**** Data for this exercise
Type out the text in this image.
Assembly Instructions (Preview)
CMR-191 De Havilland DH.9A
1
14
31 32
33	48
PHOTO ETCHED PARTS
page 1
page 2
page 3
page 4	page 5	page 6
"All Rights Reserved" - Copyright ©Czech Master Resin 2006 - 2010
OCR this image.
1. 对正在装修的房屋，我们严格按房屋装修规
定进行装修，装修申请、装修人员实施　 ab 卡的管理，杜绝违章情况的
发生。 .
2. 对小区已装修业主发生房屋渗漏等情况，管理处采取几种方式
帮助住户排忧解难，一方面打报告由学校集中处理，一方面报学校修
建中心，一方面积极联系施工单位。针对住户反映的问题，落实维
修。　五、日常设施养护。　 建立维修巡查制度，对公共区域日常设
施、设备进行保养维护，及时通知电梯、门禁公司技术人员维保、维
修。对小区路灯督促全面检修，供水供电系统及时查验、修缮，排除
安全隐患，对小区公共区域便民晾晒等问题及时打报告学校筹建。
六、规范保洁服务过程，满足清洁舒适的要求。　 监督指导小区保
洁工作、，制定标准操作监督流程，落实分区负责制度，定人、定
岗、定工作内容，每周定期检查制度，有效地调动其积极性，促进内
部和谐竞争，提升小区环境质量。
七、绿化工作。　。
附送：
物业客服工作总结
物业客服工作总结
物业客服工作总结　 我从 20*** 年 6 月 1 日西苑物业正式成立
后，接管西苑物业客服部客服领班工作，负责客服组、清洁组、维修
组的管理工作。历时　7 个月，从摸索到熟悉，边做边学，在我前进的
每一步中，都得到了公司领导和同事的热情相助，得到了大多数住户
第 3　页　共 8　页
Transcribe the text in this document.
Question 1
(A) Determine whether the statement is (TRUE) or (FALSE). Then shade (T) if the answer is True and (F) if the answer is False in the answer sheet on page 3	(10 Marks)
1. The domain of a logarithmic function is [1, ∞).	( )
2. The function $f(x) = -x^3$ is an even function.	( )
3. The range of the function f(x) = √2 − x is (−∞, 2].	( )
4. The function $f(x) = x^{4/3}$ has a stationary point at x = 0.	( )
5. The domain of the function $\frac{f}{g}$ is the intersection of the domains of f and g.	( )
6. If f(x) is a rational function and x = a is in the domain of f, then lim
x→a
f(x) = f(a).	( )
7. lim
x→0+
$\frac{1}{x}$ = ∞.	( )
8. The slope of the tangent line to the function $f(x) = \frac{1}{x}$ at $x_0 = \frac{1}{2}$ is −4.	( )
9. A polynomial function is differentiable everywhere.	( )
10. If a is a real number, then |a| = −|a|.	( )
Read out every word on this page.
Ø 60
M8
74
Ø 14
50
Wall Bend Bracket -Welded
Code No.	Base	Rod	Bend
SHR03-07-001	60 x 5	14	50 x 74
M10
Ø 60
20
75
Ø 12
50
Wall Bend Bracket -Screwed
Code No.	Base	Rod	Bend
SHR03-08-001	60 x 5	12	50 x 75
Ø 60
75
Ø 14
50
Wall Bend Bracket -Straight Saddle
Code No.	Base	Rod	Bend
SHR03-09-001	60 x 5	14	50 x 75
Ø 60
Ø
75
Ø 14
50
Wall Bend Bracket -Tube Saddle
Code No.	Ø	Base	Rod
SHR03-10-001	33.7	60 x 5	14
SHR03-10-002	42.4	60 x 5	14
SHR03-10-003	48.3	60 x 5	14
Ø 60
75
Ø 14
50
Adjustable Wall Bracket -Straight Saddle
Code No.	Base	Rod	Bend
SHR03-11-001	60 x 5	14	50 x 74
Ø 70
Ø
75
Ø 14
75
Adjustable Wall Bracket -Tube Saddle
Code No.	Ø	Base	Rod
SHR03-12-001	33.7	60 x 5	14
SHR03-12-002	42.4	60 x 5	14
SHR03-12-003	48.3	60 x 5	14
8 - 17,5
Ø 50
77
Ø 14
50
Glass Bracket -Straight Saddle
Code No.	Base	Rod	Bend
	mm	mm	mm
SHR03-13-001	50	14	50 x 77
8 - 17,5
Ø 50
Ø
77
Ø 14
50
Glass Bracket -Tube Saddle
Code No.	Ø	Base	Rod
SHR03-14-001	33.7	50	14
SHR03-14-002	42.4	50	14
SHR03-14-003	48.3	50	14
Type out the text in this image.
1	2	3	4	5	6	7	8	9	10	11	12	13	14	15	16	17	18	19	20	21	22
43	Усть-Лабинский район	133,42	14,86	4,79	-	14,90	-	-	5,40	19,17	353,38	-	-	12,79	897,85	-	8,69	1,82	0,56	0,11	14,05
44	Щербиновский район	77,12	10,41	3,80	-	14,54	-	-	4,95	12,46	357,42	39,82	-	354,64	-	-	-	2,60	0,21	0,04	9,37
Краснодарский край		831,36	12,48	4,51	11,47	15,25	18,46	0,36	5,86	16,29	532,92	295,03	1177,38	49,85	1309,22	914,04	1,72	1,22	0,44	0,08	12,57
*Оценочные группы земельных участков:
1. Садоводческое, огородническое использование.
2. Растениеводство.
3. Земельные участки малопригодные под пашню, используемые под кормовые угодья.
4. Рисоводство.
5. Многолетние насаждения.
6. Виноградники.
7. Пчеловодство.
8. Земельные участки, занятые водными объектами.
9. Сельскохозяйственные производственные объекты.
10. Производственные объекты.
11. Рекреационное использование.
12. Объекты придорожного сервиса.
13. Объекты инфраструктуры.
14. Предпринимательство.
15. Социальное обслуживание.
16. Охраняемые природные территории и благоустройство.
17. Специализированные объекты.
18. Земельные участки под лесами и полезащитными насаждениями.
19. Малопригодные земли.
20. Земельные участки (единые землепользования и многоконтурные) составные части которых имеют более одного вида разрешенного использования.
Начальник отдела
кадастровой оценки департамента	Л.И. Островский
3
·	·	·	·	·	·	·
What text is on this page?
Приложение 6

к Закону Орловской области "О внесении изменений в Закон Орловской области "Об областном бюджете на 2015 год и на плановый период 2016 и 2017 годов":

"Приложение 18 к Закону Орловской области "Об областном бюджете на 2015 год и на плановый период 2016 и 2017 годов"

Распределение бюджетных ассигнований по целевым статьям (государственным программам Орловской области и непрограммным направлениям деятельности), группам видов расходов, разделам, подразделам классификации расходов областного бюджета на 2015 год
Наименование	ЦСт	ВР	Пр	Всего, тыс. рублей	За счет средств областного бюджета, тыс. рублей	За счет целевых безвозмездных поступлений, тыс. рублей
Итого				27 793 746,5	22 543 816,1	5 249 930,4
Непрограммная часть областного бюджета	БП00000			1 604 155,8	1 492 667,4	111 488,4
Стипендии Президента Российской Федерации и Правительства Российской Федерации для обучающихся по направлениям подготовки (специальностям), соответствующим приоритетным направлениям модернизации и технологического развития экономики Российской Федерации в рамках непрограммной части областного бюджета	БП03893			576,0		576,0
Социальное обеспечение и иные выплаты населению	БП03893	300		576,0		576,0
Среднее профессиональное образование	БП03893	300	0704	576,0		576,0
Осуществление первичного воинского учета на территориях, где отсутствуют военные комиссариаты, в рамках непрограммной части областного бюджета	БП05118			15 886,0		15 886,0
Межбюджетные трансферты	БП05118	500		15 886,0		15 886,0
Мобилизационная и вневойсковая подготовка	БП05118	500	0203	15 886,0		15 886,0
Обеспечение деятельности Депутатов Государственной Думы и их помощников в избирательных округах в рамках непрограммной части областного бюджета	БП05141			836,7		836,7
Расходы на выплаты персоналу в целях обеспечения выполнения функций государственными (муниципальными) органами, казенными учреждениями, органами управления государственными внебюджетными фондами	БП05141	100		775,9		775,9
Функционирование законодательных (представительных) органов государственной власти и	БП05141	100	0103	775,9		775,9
********
» **Short problem**
Print all of the entries again, exactly as written.

» **Written solution**
Type out the text in this image.
Assembly Instructions (Preview)
CMR-191 De Havilland DH.9A
1
14
31 32
33	48
PHOTO ETCHED PARTS
page 1
page 2
page 3
page 4	page 5	page 6
"All Rights Reserved" - Copyright ©Czech Master Resin 2006 - 2010
OCR this image.
1. 对正在装修的房屋，我们严格按房屋装修规
定进行装修，装修申请、装修人员实施　 ab 卡的管理，杜绝违章情况的
发生。 .
2. 对小区已装修业主发生房屋渗漏等情况，管理处采取几种方式
帮助住户排忧解难，一方面打报告由学校集中处理，一方面报学校修
建中心，一方面积极联系施工单位。针对住户反映的问题，落实维
修。　五、日常设施养护。　 建立维修巡查制度，对公共区域日常设
施、设备进行保养维护，及时通知电梯、门禁公司技术人员维保、维
修。对小区路灯督促全面检修，供水供电系统及时查验、修缮，排除
安全隐患，对小区公共区域便民晾晒等问题及时打报告学校筹建。
六、规范保洁服务过程，满足清洁舒适的要求。　 监督指导小区保
洁工作、，制定标准操作监督流程，落实分区负责制度，定人、定
岗、定工作内容，每周定期检查制度，有效地调动其积极性，促进内
部和谐竞争，提升小区环境质量。
七、绿化工作。　。
附送：
物业客服工作总结
物业客服工作总结
物业客服工作总结　 我从 20*** 年 6 月 1 日西苑物业正式成立
后，接管西苑物业客服部客服领班工作，负责客服组、清洁组、维修
组的管理工作。历时　7 个月，从摸索到熟悉，边做边学，在我前进的
每一步中，都得到了公司领导和同事的热情相助，得到了大多数住户
第 3　页　共 8　页
Transcribe the text in this document.
Question 1
(A) Determine whether the statement is (TRUE) or (FALSE). Then shade (T) if the answer is True and (F) if the answer is False in the answer sheet on page 3	(10 Marks)
1. The domain of a logarithmic function is [1, ∞).	( )
2. The function $f(x) = -x^3$ is an even function.	( )
3. The range of the function f(x) = √2 − x is (−∞, 2].	( )
4. The function $f(x) = x^{4/3}$ has a stationary point at x = 0.	( )
5. The domain of the function $\frac{f}{g}$ is the intersection of the domains of f and g.	( )
6. If f(x) is a rational function and x = a is in the domain of f, then lim
x→a
f(x) = f(a).	( )
7. lim
x→0+
$\frac{1}{x}$ = ∞.	( )
8. The slope of the tangent line to the function $f(x) = \frac{1}{x}$ at $x_0 = \frac{1}{2}$ is −4.	( )
9. A polynomial function is differentiable everywhere.	( )
10. If a is a real number, then |a| = −|a|.	( )
Read out every word on this page.
Ø 60
M8
74
Ø 14
50
Wall Bend Bracket -Welded
Code No.	Base	Rod	Bend
SHR03-07-001	60 x 5	14	50 x 74
M10
Ø 60
20
75
Ø 12
50
Wall Bend Bracket -Screwed
Code No.	Base	Rod	Bend
SHR03-08-001	60 x 5	12	50 x 75
Ø 60
75
Ø 14
50
Wall Bend Bracket -Straight Saddle
Code No.	Base	Rod	Bend
SHR03-09-001	60 x 5	14	50 x 75
Ø 60
Ø
75
Ø 14
50
Wall Bend Bracket -Tube Saddle
Code No.	Ø	Base	Rod
SHR03-10-001	33.7	60 x 5	14
SHR03-10-002	42.4	60 x 5	14
SHR03-10-003	48.3	60 x 5	14
Ø 60
75
Ø 14
50
Adjustable Wall Bracket -Straight Saddle
Code No.	Base	Rod	Bend
SHR03-11-001	60 x 5	14	50 x 74
Ø 70
Ø
75
Ø 14
75
Adjustable Wall Bracket -Tube Saddle
Code No.	Ø	Base	Rod
SHR03-12-001	33.7	60 x 5	14
SHR03-12-002	42.4	60 x 5	14
SHR03-12-003	48.3	60 x 5	14
8 - 17,5
Ø 50
77
Ø 14
50
Glass Bracket -Straight Saddle
Code No.	Base	Rod	Bend
	mm	mm	mm
SHR03-13-001	50	14	50 x 77
8 - 17,5
Ø 50
Ø
77
Ø 14
50
Glass Bracket -Tube Saddle
Code No.	Ø	Base	Rod
SHR03-14-001	33.7	50	14
SHR03-14-002	42.4	50	14
SHR03-14-003	48.3	50	14
Type out the text in this image.
1	2	3	4	5	6	7	8	9	10	11	12	13	14	15	16	17	18	19	20	21	22
43	Усть-Лабинский район	133,42	14,86	4,79	-	14,90	-	-	5,40	19,17	353,38	-	-	12,79	897,85	-	8,69	1,82	0,56	0,11	14,05
44	Щербиновский район	77,12	10,41	3,80	-	14,54	-	-	4,95	12,46	357,42	39,82	-	354,64	-	-	-	2,60	0,21	0,04	9,37
Краснодарский край		831,36	12,48	4,51	11,47	15,25	18,46	0,36	5,86	16,29	532,92	295,03	1177,38	49,85	1309,22	914,04	1,72	1,22	0,44	0,08	12,57
*Оценочные группы земельных участков:
1. Садоводческое, огородническое использование.
2. Растениеводство.
3. Земельные участки малопригодные под пашню, используемые под кормовые угодья.
4. Рисоводство.
5. Многолетние насаждения.
6. Виноградники.
7. Пчеловодство.
8. Земельные участки, занятые водными объектами.
9. Сельскохозяйственные производственные объекты.
10. Производственные объекты.
11. Рекреационное использование.
12. Объекты придорожного сервиса.
13. Объекты инфраструктуры.
14. Предпринимательство.
15. Социальное обслуживание.
16. Охраняемые природные территории и благоустройство.
17. Специализированные объекты.
18. Земельные участки под лесами и полезащитными насаждениями.
19. Малопригодные земли.
20. Земельные участки (единые землепользования и многоконтурные) составные части которых имеют более одного вида разрешенного использования.
Начальник отдела
кадастровой оценки департамента	Л.И. Островский
3
·	·	·	·	·	·	·
What text is on this page?
Приложение 6

к Закону Орловской области "О внесении изменений в Закон Орловской области "Об областном бюджете на 2015 год и на плановый период 2016 и 2017 годов":

"Приложение 18 к Закону Орловской области "Об областном бюджете на 2015 год и на плановый период 2016 и 2017 годов"

Распределение бюджетных ассигнований по целевым статьям (государственным программам Орловской области и непрограммным направлениям деятельности), группам видов расходов, разделам, подразделам классификации расходов областного бюджета на 2015 год
Наименование	ЦСт	ВР	Пр	Всего, тыс. рублей	За счет средств областного бюджета, тыс. рублей	За счет целевых безвозмездных поступлений, тыс. рублей
Итого				27 793 746,5	22 543 816,1	5 249 930,4
Непрограммная часть областного бюджета	БП00000			1 604 155,8	1 492 667,4	111 488,4
Стипендии Президента Российской Федерации и Правительства Российской Федерации для обучающихся по направлениям подготовки (специальностям), соответствующим приоритетным направлениям модернизации и технологического развития экономики Российской Федерации в рамках непрограммной части областного бюджета	БП03893			576,0		576,0
Социальное обеспечение и иные выплаты населению	БП03893	300		576,0		576,0
Среднее профессиональное образование	БП03893	300	0704	576,0		576,0
Осуществление первичного воинского учета на территориях, где отсутствуют военные комиссариаты, в рамках непрограммной части областного бюджета	БП05118			15 886,0		15 886,0
Межбюджетные трансферты	БП05118	500		15 886,0		15 886,0
Мобилизационная и вневойсковая подготовка	БП05118	500	0203	15 886,0		15 886,0
Обеспечение деятельности Депутатов Государственной Думы и их помощников в избирательных округах в рамках непрограммной части областного бюджета	БП05141			836,7		836,7
Расходы на выплаты персоналу в целях обеспечения выполнения функций государственными (муниципальными) органами, казенными учреждениями, органами управления государственными внебюджетными фондами	БП05141	100		775,9		775,9
Функционирование законодательных (представительных) органов государственной власти и	БП05141	100	0103	775,9		775,9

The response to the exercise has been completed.